Exercise details: Copy each line below without leaving any out.

[Dataset records]
↓↓↓

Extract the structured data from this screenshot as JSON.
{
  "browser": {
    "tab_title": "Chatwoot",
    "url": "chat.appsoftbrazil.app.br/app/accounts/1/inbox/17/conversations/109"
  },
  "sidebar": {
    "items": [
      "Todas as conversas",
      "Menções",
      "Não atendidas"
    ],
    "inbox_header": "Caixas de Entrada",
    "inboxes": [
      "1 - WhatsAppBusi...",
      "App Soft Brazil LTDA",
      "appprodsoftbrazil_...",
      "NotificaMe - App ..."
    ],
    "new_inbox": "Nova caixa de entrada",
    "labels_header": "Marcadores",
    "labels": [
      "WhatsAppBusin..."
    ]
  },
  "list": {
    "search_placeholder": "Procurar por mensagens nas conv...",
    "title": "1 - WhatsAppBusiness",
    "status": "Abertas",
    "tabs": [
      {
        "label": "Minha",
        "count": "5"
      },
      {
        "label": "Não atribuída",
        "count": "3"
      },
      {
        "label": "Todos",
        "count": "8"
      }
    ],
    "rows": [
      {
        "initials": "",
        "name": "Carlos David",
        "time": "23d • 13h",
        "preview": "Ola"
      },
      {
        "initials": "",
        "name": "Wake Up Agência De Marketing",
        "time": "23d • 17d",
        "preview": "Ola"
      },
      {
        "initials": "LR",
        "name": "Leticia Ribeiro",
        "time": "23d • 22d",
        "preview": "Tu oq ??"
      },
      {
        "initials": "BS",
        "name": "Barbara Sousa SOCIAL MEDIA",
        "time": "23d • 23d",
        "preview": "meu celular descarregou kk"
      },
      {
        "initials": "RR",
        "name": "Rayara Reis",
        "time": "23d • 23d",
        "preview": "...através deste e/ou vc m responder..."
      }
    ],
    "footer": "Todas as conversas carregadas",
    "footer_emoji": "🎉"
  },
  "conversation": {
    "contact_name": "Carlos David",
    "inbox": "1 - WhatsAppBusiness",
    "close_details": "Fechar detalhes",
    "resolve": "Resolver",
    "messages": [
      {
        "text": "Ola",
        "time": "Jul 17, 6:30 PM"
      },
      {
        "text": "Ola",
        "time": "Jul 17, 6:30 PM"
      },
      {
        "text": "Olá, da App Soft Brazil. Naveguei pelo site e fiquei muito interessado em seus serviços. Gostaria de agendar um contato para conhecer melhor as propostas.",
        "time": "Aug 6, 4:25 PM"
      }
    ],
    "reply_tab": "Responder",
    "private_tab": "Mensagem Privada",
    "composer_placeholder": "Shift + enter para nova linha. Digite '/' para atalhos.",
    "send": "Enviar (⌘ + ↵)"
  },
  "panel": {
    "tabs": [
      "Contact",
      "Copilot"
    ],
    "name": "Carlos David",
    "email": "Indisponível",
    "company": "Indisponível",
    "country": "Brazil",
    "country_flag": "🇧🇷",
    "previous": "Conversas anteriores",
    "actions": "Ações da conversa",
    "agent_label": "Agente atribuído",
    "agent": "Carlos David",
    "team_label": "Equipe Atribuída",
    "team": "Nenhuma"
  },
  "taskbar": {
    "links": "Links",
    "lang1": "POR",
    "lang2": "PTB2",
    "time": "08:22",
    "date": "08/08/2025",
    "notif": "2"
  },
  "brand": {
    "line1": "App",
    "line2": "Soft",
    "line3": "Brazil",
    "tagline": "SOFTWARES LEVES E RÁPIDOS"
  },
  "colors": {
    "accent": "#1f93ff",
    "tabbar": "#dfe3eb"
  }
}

↑↑↑

Answer to this exercise:
Extract the structured data from this screenshot as JSON.
{
  "browser": {
    "tab_title": "Chatwoot",
    "url": "chat.appsoftbrazil.app.br/app/accounts/1/inbox/17/conversations/109"
  },
  "sidebar": {
    "items": [
      "Todas as conversas",
      "Menções",
      "Não atendidas"
    ],
    "inbox_header": "Caixas de Entrada",
    "inboxes": [
      "1 - WhatsAppBusi...",
      "App Soft Brazil LTDA",
      "appprodsoftbrazil_...",
      "NotificaMe - App ..."
    ],
    "new_inbox": "Nova caixa de entrada",
    "labels_header": "Marcadores",
    "labels": [
      "WhatsAppBusin..."
    ]
  },
  "list": {
    "search_placeholder": "Procurar por mensagens nas conv...",
    "title": "1 - WhatsAppBusiness",
    "status": "Abertas",
    "tabs": [
      {
        "label": "Minha",
        "count": "5"
      },
      {
        "label": "Não atribuída",
        "count": "3"
      },
      {
        "label": "Todos",
        "count": "8"
      }
    ],
    "rows": [
      {
        "initials": "",
        "name": "Carlos David",
        "time": "23d • 13h",
        "preview": "Ola"
      },
      {
        "initials": "",
        "name": "Wake Up Agência De Marketing",
        "time": "23d • 17d",
        "preview": "Ola"
      },
      {
        "initials": "LR",
        "name": "Leticia Ribeiro",
        "time": "23d • 22d",
        "preview": "Tu oq ??"
      },
      {
        "initials": "BS",
        "name": "Barbara Sousa SOCIAL MEDIA",
        "time": "23d • 23d",
        "preview": "meu celular descarregou kk"
      },
      {
        "initials": "RR",
        "name": "Rayara Reis",
        "time": "23d • 23d",
        "preview": "...através deste e/ou vc m responder..."
      }
    ],
    "footer": "Todas as conversas carregadas",
    "footer_emoji": "🎉"
  },
  "conversation": {
    "contact_name": "Carlos David",
    "inbox": "1 - WhatsAppBusiness",
    "close_details": "Fechar detalhes",
    "resolve": "Resolver",
    "messages": [
      {
        "text": "Ola",
        "time": "Jul 17, 6:30 PM"
      },
      {
        "text": "Ola",
        "time": "Jul 17, 6:30 PM"
      },
      {
        "text": "Olá, da App Soft Brazil. Naveguei pelo site e fiquei muito interessado em seus serviços. Gostaria de agendar um contato para conhecer melhor as propostas.",
        "time": "Aug 6, 4:25 PM"
      }
    ],
    "reply_tab": "Responder",
    "private_tab": "Mensagem Privada",
    "composer_placeholder": "Shift + enter para nova linha. Digite '/' para atalhos.",
    "send": "Enviar (⌘ + ↵)"
  },
  "panel": {
    "tabs": [
      "Contact",
      "Copilot"
    ],
    "name": "Carlos David",
    "email": "Indisponível",
    "company": "Indisponível",
    "country": "Brazil",
    "country_flag": "🇧🇷",
    "previous": "Conversas anteriores",
    "actions": "Ações da conversa",
    "agent_label": "Agente atribuído",
    "agent": "Carlos David",
    "team_label": "Equipe Atribuída",
    "team": "Nenhuma"
  },
  "taskbar": {
    "links": "Links",
    "lang1": "POR",
    "lang2": "PTB2",
    "time": "08:22",
    "date": "08/08/2025",
    "notif": "2"
  },
  "brand": {
    "line1": "App",
    "line2": "Soft",
    "line3": "Brazil",
    "tagline": "SOFTWARES LEVES E RÁPIDOS"
  },
  "colors": {
    "accent": "#1f93ff",
    "tabbar": "#dfe3eb"
  }
}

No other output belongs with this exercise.